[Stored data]
-- START --
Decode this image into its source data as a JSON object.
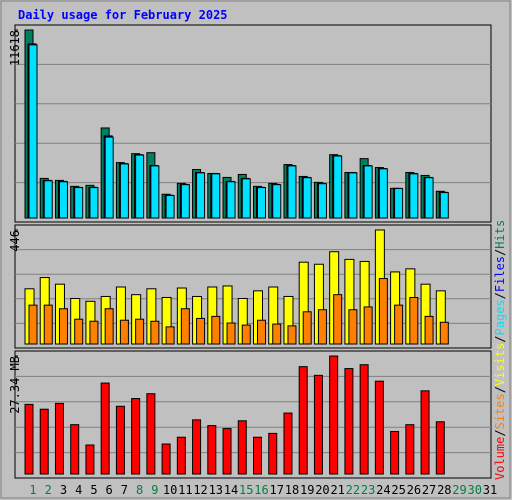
{
  "title": "Daily usage for February 2025",
  "legend_separator": "/",
  "chart_data": [
    {
      "type": "bar",
      "ylim": [
        0,
        11618
      ],
      "yticks": [
        11618
      ],
      "grid": true,
      "series": [
        {
          "name": "Hits",
          "color": "#008060",
          "values": [
            11618,
            2446,
            2324,
            1957,
            2018,
            5564,
            3424,
            3975,
            4036,
            1468,
            2140,
            2996,
            2752,
            2507,
            2691,
            1957,
            2140,
            3302,
            2568,
            2201,
            3913,
            2813,
            3669,
            3118,
            1834,
            2813,
            2629,
            1651,
            null,
            null,
            null
          ]
        },
        {
          "name": "Files",
          "color": "#0000ff",
          "values": [
            10762,
            2324,
            2262,
            1896,
            1896,
            5075,
            3363,
            3913,
            3241,
            1406,
            2079,
            2813,
            2752,
            2262,
            2446,
            1896,
            2079,
            3241,
            2507,
            2140,
            3852,
            2813,
            3241,
            3057,
            1834,
            2752,
            2507,
            1590,
            null,
            null,
            null
          ]
        },
        {
          "name": "Pages",
          "color": "#00e0ff",
          "values": [
            10700,
            2300,
            2240,
            1880,
            1880,
            5000,
            3340,
            3890,
            3220,
            1390,
            2060,
            2790,
            2730,
            2240,
            2420,
            1880,
            2060,
            3220,
            2490,
            2120,
            3830,
            2790,
            3220,
            3040,
            1820,
            2730,
            2490,
            1570,
            null,
            null,
            null
          ]
        }
      ]
    },
    {
      "type": "bar",
      "ylim": [
        0,
        446
      ],
      "yticks": [
        446
      ],
      "grid": true,
      "series": [
        {
          "name": "Visits",
          "color": "#ffff00",
          "values": [
            216,
            260,
            234,
            178,
            167,
            186,
            223,
            193,
            216,
            182,
            219,
            186,
            223,
            227,
            178,
            208,
            223,
            186,
            320,
            312,
            361,
            331,
            323,
            446,
            282,
            294,
            234,
            208,
            null,
            null,
            null
          ]
        },
        {
          "name": "Sites",
          "color": "#ff8000",
          "values": [
            152,
            152,
            138,
            97,
            89,
            138,
            93,
            97,
            89,
            67,
            138,
            100,
            108,
            82,
            74,
            93,
            78,
            71,
            126,
            134,
            193,
            134,
            145,
            256,
            152,
            182,
            108,
            85,
            null,
            null,
            null
          ]
        }
      ]
    },
    {
      "type": "bar",
      "ylim": [
        0,
        27.34
      ],
      "yticks": [
        {
          "value": 27.34,
          "label": "27.34 MB"
        }
      ],
      "grid": true,
      "categories": [
        "1",
        "2",
        "3",
        "4",
        "5",
        "6",
        "7",
        "8",
        "9",
        "10",
        "11",
        "12",
        "13",
        "14",
        "15",
        "16",
        "17",
        "18",
        "19",
        "20",
        "21",
        "22",
        "23",
        "24",
        "25",
        "26",
        "27",
        "28",
        "29",
        "30",
        "31"
      ],
      "label_colors": [
        "#008040",
        "#008040",
        "#000000",
        "#000000",
        "#000000",
        "#000000",
        "#000000",
        "#008040",
        "#008040",
        "#000000",
        "#000000",
        "#000000",
        "#000000",
        "#000000",
        "#008040",
        "#008040",
        "#000000",
        "#000000",
        "#000000",
        "#000000",
        "#000000",
        "#008040",
        "#008040",
        "#000000",
        "#000000",
        "#000000",
        "#000000",
        "#000000",
        "#008040",
        "#008040",
        "#000000"
      ],
      "series": [
        {
          "name": "Volume",
          "color": "#ff0000",
          "values": [
            16.13,
            15.01,
            16.36,
            11.43,
            6.72,
            21.07,
            15.69,
            17.48,
            18.6,
            6.95,
            8.52,
            12.55,
            11.21,
            10.53,
            12.33,
            8.52,
            9.41,
            14.12,
            24.87,
            22.86,
            27.34,
            24.43,
            25.32,
            21.51,
            9.86,
            11.43,
            19.27,
            12.1,
            null,
            null,
            null
          ]
        }
      ]
    }
  ]
}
-- END --
§ **EXERCISE TASK**
Repeat each entry exactly as given; no pictures belong in the copy.

§ **TASK RESPONSE**
Decode this image into its source data as a JSON object.
{
  "title": "Daily usage for February 2025",
  "legend_separator": "/",
  "chart_data": [
    {
      "type": "bar",
      "ylim": [
        0,
        11618
      ],
      "yticks": [
        11618
      ],
      "grid": true,
      "series": [
        {
          "name": "Hits",
          "color": "#008060",
          "values": [
            11618,
            2446,
            2324,
            1957,
            2018,
            5564,
            3424,
            3975,
            4036,
            1468,
            2140,
            2996,
            2752,
            2507,
            2691,
            1957,
            2140,
            3302,
            2568,
            2201,
            3913,
            2813,
            3669,
            3118,
            1834,
            2813,
            2629,
            1651,
            null,
            null,
            null
          ]
        },
        {
          "name": "Files",
          "color": "#0000ff",
          "values": [
            10762,
            2324,
            2262,
            1896,
            1896,
            5075,
            3363,
            3913,
            3241,
            1406,
            2079,
            2813,
            2752,
            2262,
            2446,
            1896,
            2079,
            3241,
            2507,
            2140,
            3852,
            2813,
            3241,
            3057,
            1834,
            2752,
            2507,
            1590,
            null,
            null,
            null
          ]
        },
        {
          "name": "Pages",
          "color": "#00e0ff",
          "values": [
            10700,
            2300,
            2240,
            1880,
            1880,
            5000,
            3340,
            3890,
            3220,
            1390,
            2060,
            2790,
            2730,
            2240,
            2420,
            1880,
            2060,
            3220,
            2490,
            2120,
            3830,
            2790,
            3220,
            3040,
            1820,
            2730,
            2490,
            1570,
            null,
            null,
            null
          ]
        }
      ]
    },
    {
      "type": "bar",
      "ylim": [
        0,
        446
      ],
      "yticks": [
        446
      ],
      "grid": true,
      "series": [
        {
          "name": "Visits",
          "color": "#ffff00",
          "values": [
            216,
            260,
            234,
            178,
            167,
            186,
            223,
            193,
            216,
            182,
            219,
            186,
            223,
            227,
            178,
            208,
            223,
            186,
            320,
            312,
            361,
            331,
            323,
            446,
            282,
            294,
            234,
            208,
            null,
            null,
            null
          ]
        },
        {
          "name": "Sites",
          "color": "#ff8000",
          "values": [
            152,
            152,
            138,
            97,
            89,
            138,
            93,
            97,
            89,
            67,
            138,
            100,
            108,
            82,
            74,
            93,
            78,
            71,
            126,
            134,
            193,
            134,
            145,
            256,
            152,
            182,
            108,
            85,
            null,
            null,
            null
          ]
        }
      ]
    },
    {
      "type": "bar",
      "ylim": [
        0,
        27.34
      ],
      "yticks": [
        {
          "value": 27.34,
          "label": "27.34 MB"
        }
      ],
      "grid": true,
      "categories": [
        "1",
        "2",
        "3",
        "4",
        "5",
        "6",
        "7",
        "8",
        "9",
        "10",
        "11",
        "12",
        "13",
        "14",
        "15",
        "16",
        "17",
        "18",
        "19",
        "20",
        "21",
        "22",
        "23",
        "24",
        "25",
        "26",
        "27",
        "28",
        "29",
        "30",
        "31"
      ],
      "label_colors": [
        "#008040",
        "#008040",
        "#000000",
        "#000000",
        "#000000",
        "#000000",
        "#000000",
        "#008040",
        "#008040",
        "#000000",
        "#000000",
        "#000000",
        "#000000",
        "#000000",
        "#008040",
        "#008040",
        "#000000",
        "#000000",
        "#000000",
        "#000000",
        "#000000",
        "#008040",
        "#008040",
        "#000000",
        "#000000",
        "#000000",
        "#000000",
        "#000000",
        "#008040",
        "#008040",
        "#000000"
      ],
      "series": [
        {
          "name": "Volume",
          "color": "#ff0000",
          "values": [
            16.13,
            15.01,
            16.36,
            11.43,
            6.72,
            21.07,
            15.69,
            17.48,
            18.6,
            6.95,
            8.52,
            12.55,
            11.21,
            10.53,
            12.33,
            8.52,
            9.41,
            14.12,
            24.87,
            22.86,
            27.34,
            24.43,
            25.32,
            21.51,
            9.86,
            11.43,
            19.27,
            12.1,
            null,
            null,
            null
          ]
        }
      ]
    }
  ]
}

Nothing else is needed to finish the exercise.